Task requirements -
Please list all lines of the material below in which the string "Descripción" occurs.

Lines of data -
· · · · ·

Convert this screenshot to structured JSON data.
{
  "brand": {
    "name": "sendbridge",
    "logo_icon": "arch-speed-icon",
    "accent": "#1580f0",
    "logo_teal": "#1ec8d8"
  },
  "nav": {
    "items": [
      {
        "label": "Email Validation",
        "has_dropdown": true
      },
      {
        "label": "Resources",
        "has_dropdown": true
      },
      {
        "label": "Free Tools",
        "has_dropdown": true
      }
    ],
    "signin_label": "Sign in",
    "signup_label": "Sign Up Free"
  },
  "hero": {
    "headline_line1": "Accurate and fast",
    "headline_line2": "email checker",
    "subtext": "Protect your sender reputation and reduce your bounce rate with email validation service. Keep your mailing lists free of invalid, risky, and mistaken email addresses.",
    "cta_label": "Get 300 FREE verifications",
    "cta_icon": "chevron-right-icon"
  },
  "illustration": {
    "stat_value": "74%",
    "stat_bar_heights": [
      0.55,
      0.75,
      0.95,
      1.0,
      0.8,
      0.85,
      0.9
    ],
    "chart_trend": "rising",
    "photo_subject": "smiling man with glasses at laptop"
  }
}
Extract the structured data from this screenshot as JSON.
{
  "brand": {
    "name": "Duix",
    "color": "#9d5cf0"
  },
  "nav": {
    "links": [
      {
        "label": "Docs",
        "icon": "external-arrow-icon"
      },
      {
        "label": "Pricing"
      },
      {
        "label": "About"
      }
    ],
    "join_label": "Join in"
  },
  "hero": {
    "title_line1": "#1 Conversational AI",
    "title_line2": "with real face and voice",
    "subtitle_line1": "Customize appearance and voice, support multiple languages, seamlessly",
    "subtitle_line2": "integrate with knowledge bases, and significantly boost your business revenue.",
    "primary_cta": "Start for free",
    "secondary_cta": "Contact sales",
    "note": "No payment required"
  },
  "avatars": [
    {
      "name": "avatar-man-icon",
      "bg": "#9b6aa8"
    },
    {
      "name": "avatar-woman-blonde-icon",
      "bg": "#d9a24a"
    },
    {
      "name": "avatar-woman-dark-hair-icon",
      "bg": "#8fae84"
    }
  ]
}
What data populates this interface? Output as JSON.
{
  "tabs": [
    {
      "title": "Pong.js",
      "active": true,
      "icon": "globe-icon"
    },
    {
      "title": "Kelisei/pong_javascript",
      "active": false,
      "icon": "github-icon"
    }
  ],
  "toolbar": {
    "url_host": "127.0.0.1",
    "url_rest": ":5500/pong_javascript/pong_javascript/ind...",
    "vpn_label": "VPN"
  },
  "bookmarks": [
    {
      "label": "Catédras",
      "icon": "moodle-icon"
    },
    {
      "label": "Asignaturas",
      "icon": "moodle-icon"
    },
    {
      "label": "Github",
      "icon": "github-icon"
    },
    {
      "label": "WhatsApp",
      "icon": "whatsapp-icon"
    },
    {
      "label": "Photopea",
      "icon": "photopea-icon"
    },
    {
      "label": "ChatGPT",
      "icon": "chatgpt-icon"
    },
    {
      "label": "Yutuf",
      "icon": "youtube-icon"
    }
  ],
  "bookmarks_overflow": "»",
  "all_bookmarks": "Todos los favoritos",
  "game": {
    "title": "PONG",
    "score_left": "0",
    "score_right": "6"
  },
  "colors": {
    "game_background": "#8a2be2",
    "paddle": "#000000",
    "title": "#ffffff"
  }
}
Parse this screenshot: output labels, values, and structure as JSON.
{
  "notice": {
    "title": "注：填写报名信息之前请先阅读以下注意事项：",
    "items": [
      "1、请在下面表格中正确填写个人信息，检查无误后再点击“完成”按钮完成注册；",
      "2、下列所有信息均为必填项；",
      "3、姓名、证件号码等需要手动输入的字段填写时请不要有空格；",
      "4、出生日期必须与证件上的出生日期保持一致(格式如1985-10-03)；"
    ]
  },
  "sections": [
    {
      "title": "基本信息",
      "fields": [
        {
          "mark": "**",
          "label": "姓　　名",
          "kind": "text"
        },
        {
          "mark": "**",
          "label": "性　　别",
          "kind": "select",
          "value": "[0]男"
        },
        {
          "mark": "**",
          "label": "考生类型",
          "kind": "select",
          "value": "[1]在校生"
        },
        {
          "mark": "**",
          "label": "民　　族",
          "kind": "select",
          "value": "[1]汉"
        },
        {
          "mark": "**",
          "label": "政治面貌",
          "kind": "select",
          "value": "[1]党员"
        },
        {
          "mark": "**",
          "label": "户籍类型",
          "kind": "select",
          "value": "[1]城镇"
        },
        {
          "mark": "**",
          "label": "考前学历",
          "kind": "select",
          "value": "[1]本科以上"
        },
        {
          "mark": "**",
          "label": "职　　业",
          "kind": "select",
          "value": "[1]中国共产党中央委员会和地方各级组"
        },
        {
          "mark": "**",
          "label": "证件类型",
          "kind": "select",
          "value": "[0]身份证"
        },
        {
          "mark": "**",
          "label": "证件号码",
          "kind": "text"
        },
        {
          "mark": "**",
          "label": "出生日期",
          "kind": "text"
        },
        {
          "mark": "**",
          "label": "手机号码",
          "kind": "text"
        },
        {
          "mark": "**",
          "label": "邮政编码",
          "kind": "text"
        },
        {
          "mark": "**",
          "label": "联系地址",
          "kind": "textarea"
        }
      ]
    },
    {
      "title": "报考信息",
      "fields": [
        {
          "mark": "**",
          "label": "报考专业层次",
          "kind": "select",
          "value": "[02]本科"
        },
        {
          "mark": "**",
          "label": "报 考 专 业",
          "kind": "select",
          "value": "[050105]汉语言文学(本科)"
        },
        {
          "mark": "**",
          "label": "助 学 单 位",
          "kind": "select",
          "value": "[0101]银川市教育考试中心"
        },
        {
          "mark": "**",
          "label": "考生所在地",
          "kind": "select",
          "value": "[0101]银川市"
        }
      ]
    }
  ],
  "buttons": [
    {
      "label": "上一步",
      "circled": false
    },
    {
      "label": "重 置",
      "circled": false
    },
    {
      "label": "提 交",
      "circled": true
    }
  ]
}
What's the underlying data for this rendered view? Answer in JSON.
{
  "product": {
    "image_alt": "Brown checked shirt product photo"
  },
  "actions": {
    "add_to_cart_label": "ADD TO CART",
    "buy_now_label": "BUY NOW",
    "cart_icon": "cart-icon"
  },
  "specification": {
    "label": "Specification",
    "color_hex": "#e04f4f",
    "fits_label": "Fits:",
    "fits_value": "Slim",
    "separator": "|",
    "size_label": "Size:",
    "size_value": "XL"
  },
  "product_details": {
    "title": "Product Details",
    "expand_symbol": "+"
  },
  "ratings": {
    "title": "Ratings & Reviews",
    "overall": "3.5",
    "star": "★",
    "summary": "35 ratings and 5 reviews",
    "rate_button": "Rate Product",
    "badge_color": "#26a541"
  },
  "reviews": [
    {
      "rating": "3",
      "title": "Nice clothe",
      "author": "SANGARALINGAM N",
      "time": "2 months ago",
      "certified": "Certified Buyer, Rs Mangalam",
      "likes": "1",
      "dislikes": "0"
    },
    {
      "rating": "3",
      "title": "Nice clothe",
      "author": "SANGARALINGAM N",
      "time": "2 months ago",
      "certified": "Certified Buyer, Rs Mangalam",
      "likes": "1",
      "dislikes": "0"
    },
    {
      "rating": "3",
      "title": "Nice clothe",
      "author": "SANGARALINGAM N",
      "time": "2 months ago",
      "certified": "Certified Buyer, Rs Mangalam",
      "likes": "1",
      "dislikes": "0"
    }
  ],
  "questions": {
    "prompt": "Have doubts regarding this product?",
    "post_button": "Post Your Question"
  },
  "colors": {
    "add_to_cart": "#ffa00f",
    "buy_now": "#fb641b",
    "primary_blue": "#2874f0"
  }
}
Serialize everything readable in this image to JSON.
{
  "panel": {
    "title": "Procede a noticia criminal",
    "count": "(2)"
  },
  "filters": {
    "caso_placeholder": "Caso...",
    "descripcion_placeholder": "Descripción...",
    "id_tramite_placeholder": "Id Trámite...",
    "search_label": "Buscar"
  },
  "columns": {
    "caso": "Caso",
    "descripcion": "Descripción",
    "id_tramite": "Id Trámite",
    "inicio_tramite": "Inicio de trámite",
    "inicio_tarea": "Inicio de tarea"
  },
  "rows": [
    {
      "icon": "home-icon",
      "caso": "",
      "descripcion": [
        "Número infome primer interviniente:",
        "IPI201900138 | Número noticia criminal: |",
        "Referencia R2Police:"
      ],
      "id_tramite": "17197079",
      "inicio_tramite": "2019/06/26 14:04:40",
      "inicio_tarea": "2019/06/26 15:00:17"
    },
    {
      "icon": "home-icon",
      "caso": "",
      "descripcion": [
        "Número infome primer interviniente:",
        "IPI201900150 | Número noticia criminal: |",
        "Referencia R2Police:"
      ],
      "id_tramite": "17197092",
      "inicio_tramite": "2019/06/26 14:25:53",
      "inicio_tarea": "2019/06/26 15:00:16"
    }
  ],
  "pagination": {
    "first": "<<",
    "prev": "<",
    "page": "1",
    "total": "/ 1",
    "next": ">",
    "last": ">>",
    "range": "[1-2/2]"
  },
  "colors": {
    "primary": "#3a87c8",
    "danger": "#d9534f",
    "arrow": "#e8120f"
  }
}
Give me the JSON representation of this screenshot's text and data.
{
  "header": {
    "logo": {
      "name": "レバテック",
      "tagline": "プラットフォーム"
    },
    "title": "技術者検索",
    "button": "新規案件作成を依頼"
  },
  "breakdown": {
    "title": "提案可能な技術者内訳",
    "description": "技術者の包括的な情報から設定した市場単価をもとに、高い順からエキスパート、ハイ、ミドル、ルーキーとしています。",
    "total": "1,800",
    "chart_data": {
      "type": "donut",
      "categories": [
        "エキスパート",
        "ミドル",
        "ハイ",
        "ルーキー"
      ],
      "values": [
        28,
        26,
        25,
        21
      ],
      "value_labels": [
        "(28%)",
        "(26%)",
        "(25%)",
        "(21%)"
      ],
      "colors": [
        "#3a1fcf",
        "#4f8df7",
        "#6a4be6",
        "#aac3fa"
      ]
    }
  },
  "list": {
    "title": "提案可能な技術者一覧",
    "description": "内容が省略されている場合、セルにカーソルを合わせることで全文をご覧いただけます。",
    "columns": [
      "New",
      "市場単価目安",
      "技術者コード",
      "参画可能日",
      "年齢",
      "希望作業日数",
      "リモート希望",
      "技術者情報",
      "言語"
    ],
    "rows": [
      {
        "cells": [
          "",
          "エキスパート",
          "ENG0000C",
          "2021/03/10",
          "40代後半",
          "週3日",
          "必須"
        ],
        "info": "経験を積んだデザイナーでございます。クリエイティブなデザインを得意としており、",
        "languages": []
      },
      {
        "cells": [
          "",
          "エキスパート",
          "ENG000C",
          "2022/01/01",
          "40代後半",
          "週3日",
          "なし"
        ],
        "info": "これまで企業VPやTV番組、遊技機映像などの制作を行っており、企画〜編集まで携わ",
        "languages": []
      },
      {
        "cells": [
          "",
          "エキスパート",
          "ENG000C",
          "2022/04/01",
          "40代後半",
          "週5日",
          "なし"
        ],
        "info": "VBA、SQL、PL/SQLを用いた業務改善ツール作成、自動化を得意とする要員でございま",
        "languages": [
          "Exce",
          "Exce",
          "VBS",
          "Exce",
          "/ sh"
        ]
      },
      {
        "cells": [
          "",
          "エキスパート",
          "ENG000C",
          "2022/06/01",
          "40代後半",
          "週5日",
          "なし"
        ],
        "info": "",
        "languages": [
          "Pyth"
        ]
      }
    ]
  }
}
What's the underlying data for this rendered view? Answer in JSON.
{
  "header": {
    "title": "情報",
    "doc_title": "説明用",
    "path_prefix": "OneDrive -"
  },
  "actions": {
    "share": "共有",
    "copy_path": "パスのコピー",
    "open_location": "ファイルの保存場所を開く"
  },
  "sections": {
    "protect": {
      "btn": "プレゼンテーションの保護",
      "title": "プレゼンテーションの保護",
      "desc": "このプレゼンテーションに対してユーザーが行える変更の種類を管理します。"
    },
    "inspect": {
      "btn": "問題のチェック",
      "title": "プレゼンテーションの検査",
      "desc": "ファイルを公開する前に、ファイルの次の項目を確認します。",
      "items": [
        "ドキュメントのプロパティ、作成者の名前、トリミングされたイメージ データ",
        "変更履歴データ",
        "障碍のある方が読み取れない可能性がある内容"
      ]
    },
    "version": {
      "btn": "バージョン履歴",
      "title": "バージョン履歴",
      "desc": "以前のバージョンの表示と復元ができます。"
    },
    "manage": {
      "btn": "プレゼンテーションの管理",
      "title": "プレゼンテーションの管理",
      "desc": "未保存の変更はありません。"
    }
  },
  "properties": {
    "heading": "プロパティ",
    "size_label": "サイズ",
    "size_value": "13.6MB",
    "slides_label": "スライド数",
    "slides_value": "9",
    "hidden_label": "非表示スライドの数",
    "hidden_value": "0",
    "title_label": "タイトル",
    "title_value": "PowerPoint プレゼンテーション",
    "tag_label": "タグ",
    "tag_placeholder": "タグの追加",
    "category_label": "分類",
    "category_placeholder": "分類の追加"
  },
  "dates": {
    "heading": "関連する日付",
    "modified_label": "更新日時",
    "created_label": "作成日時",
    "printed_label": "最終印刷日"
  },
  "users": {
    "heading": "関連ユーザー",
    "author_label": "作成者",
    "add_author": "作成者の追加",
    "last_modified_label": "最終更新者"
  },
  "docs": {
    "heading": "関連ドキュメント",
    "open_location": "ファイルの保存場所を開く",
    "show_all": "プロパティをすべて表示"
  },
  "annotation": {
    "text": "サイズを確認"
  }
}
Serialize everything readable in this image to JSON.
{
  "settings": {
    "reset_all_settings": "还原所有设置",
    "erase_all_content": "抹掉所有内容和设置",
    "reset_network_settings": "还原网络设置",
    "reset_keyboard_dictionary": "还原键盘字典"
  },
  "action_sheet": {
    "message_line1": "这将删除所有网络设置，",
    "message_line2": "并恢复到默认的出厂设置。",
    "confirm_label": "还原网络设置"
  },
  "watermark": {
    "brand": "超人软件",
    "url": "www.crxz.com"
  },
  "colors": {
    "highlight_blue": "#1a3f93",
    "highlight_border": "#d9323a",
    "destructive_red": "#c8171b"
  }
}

· · · · ·

Written reply -
    "descripcion_placeholder": "Descripción...",
    "descripcion": "Descripción",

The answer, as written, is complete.